begin

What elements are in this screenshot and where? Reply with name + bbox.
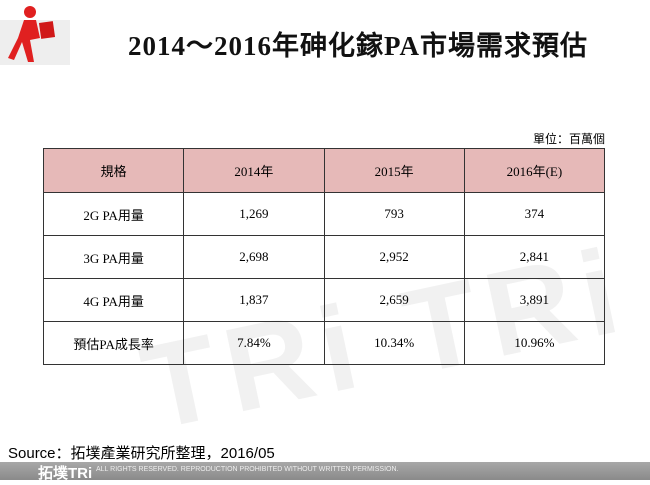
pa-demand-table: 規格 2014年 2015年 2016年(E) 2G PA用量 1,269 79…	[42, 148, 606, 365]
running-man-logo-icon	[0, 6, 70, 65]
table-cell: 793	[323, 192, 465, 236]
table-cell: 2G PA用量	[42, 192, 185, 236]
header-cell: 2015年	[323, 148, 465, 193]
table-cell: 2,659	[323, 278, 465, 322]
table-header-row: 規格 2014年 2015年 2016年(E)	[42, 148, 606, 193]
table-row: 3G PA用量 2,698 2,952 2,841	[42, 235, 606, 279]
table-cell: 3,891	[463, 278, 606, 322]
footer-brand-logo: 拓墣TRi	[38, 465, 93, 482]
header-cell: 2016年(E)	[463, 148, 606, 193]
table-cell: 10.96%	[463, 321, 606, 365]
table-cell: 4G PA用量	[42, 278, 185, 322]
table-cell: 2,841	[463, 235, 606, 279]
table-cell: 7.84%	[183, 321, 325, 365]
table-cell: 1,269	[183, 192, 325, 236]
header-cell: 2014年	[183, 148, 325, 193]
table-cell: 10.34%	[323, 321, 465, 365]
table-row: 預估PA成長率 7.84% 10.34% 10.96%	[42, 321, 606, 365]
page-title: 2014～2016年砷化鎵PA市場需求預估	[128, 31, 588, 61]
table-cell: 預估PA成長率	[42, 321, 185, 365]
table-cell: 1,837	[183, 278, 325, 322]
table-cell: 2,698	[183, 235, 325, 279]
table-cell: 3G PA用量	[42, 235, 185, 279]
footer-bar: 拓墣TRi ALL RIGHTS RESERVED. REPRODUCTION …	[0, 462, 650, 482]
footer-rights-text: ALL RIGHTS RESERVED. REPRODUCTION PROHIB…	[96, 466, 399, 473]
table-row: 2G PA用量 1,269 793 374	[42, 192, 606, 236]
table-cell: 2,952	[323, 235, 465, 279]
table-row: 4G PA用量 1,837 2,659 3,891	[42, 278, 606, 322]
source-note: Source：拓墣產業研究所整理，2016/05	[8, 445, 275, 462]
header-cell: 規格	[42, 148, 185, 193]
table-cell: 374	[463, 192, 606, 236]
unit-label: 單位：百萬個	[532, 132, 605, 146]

end

## EXERCISE GOAL
List every line of the records above that contains the string "預估PA成長率", matching case exactly.

## FINAL RESULT
table-row: 預估PA成長率 7.84% 10.34% 10.96%	[42, 321, 606, 365]
table-cell: 預估PA成長率	[42, 321, 185, 365]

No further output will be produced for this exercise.